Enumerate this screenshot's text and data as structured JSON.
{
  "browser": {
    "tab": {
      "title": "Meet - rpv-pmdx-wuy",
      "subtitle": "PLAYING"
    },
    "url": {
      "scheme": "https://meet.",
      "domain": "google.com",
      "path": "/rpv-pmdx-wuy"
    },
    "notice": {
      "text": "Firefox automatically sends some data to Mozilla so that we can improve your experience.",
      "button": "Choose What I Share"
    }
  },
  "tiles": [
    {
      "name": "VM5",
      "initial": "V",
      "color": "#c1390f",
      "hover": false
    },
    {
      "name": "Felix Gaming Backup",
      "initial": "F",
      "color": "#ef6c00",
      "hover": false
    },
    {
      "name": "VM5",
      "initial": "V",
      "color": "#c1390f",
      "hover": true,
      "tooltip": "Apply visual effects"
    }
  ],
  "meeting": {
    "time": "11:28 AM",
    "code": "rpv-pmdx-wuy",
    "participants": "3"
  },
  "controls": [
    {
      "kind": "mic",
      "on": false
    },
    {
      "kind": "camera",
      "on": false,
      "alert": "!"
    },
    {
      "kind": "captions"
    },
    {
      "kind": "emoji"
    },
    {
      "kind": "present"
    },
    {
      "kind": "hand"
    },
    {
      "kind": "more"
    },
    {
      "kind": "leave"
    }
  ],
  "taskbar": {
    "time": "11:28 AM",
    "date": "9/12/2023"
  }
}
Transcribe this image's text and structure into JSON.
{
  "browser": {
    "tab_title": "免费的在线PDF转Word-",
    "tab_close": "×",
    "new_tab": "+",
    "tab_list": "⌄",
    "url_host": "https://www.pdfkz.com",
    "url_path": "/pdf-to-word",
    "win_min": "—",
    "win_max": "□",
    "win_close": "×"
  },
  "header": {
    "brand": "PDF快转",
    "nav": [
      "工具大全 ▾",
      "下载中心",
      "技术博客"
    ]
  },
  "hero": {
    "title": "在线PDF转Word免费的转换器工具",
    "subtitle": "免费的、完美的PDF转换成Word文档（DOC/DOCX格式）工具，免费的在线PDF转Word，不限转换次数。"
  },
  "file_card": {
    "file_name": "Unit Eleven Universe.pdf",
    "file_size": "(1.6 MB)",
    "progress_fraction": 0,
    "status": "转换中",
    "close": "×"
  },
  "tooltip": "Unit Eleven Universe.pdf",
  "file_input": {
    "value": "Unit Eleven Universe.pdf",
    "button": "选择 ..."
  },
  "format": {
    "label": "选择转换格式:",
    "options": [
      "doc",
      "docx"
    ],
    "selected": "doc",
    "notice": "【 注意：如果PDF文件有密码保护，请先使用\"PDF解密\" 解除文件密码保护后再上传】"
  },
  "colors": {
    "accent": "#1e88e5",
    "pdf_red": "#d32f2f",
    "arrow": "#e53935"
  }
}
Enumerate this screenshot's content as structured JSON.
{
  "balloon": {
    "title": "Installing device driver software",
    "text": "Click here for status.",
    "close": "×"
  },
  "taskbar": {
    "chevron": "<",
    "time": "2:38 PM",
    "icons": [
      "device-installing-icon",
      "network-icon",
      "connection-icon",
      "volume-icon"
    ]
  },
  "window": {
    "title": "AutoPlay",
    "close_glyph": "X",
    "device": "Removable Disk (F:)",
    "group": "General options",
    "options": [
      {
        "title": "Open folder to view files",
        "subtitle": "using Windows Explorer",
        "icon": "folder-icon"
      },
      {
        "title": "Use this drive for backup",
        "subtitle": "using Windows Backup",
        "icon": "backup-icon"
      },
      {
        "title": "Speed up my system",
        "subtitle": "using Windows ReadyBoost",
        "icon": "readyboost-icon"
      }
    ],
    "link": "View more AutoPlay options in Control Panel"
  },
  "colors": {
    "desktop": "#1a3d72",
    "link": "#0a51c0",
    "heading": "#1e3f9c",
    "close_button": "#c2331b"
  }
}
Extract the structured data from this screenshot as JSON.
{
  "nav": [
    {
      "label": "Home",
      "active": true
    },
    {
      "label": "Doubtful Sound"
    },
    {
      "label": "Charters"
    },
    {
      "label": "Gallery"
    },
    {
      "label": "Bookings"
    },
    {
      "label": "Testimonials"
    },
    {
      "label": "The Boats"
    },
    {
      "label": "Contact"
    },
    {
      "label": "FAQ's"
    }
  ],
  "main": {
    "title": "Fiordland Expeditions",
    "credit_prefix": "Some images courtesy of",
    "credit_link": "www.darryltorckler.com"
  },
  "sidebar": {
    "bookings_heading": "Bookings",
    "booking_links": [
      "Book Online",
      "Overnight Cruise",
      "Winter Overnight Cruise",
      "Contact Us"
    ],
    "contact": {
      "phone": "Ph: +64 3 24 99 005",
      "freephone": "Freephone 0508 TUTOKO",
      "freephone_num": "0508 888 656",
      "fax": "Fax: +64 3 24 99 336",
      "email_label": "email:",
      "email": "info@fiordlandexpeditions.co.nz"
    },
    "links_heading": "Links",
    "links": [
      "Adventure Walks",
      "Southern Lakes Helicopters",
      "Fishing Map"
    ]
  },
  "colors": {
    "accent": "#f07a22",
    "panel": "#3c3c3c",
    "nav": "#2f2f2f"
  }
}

-.-.-

Reproduce the material above exactly; please quote every line of it.

◆ Final result
Enumerate this screenshot's text and data as structured JSON.
{
  "browser": {
    "tab": {
      "title": "Meet - rpv-pmdx-wuy",
      "subtitle": "PLAYING"
    },
    "url": {
      "scheme": "https://meet.",
      "domain": "google.com",
      "path": "/rpv-pmdx-wuy"
    },
    "notice": {
      "text": "Firefox automatically sends some data to Mozilla so that we can improve your experience.",
      "button": "Choose What I Share"
    }
  },
  "tiles": [
    {
      "name": "VM5",
      "initial": "V",
      "color": "#c1390f",
      "hover": false
    },
    {
      "name": "Felix Gaming Backup",
      "initial": "F",
      "color": "#ef6c00",
      "hover": false
    },
    {
      "name": "VM5",
      "initial": "V",
      "color": "#c1390f",
      "hover": true,
      "tooltip": "Apply visual effects"
    }
  ],
  "meeting": {
    "time": "11:28 AM",
    "code": "rpv-pmdx-wuy",
    "participants": "3"
  },
  "controls": [
    {
      "kind": "mic",
      "on": false
    },
    {
      "kind": "camera",
      "on": false,
      "alert": "!"
    },
    {
      "kind": "captions"
    },
    {
      "kind": "emoji"
    },
    {
      "kind": "present"
    },
    {
      "kind": "hand"
    },
    {
      "kind": "more"
    },
    {
      "kind": "leave"
    }
  ],
  "taskbar": {
    "time": "11:28 AM",
    "date": "9/12/2023"
  }
}
Transcribe this image's text and structure into JSON.
{
  "browser": {
    "tab_title": "免费的在线PDF转Word-",
    "tab_close": "×",
    "new_tab": "+",
    "tab_list": "⌄",
    "url_host": "https://www.pdfkz.com",
    "url_path": "/pdf-to-word",
    "win_min": "—",
    "win_max": "□",
    "win_close": "×"
  },
  "header": {
    "brand": "PDF快转",
    "nav": [
      "工具大全 ▾",
      "下载中心",
      "技术博客"
    ]
  },
  "hero": {
    "title": "在线PDF转Word免费的转换器工具",
    "subtitle": "免费的、完美的PDF转换成Word文档（DOC/DOCX格式）工具，免费的在线PDF转Word，不限转换次数。"
  },
  "file_card": {
    "file_name": "Unit Eleven Universe.pdf",
    "file_size": "(1.6 MB)",
    "progress_fraction": 0,
    "status": "转换中",
    "close": "×"
  },
  "tooltip": "Unit Eleven Universe.pdf",
  "file_input": {
    "value": "Unit Eleven Universe.pdf",
    "button": "选择 ..."
  },
  "format": {
    "label": "选择转换格式:",
    "options": [
      "doc",
      "docx"
    ],
    "selected": "doc",
    "notice": "【 注意：如果PDF文件有密码保护，请先使用\"PDF解密\" 解除文件密码保护后再上传】"
  },
  "colors": {
    "accent": "#1e88e5",
    "pdf_red": "#d32f2f",
    "arrow": "#e53935"
  }
}
Enumerate this screenshot's content as structured JSON.
{
  "balloon": {
    "title": "Installing device driver software",
    "text": "Click here for status.",
    "close": "×"
  },
  "taskbar": {
    "chevron": "<",
    "time": "2:38 PM",
    "icons": [
      "device-installing-icon",
      "network-icon",
      "connection-icon",
      "volume-icon"
    ]
  },
  "window": {
    "title": "AutoPlay",
    "close_glyph": "X",
    "device": "Removable Disk (F:)",
    "group": "General options",
    "options": [
      {
        "title": "Open folder to view files",
        "subtitle": "using Windows Explorer",
        "icon": "folder-icon"
      },
      {
        "title": "Use this drive for backup",
        "subtitle": "using Windows Backup",
        "icon": "backup-icon"
      },
      {
        "title": "Speed up my system",
        "subtitle": "using Windows ReadyBoost",
        "icon": "readyboost-icon"
      }
    ],
    "link": "View more AutoPlay options in Control Panel"
  },
  "colors": {
    "desktop": "#1a3d72",
    "link": "#0a51c0",
    "heading": "#1e3f9c",
    "close_button": "#c2331b"
  }
}
Extract the structured data from this screenshot as JSON.
{
  "nav": [
    {
      "label": "Home",
      "active": true
    },
    {
      "label": "Doubtful Sound"
    },
    {
      "label": "Charters"
    },
    {
      "label": "Gallery"
    },
    {
      "label": "Bookings"
    },
    {
      "label": "Testimonials"
    },
    {
      "label": "The Boats"
    },
    {
      "label": "Contact"
    },
    {
      "label": "FAQ's"
    }
  ],
  "main": {
    "title": "Fiordland Expeditions",
    "credit_prefix": "Some images courtesy of",
    "credit_link": "www.darryltorckler.com"
  },
  "sidebar": {
    "bookings_heading": "Bookings",
    "booking_links": [
      "Book Online",
      "Overnight Cruise",
      "Winter Overnight Cruise",
      "Contact Us"
    ],
    "contact": {
      "phone": "Ph: +64 3 24 99 005",
      "freephone": "Freephone 0508 TUTOKO",
      "freephone_num": "0508 888 656",
      "fax": "Fax: +64 3 24 99 336",
      "email_label": "email:",
      "email": "info@fiordlandexpeditions.co.nz"
    },
    "links_heading": "Links",
    "links": [
      "Adventure Walks",
      "Southern Lakes Helicopters",
      "Fishing Map"
    ]
  },
  "colors": {
    "accent": "#f07a22",
    "panel": "#3c3c3c",
    "nav": "#2f2f2f"
  }
}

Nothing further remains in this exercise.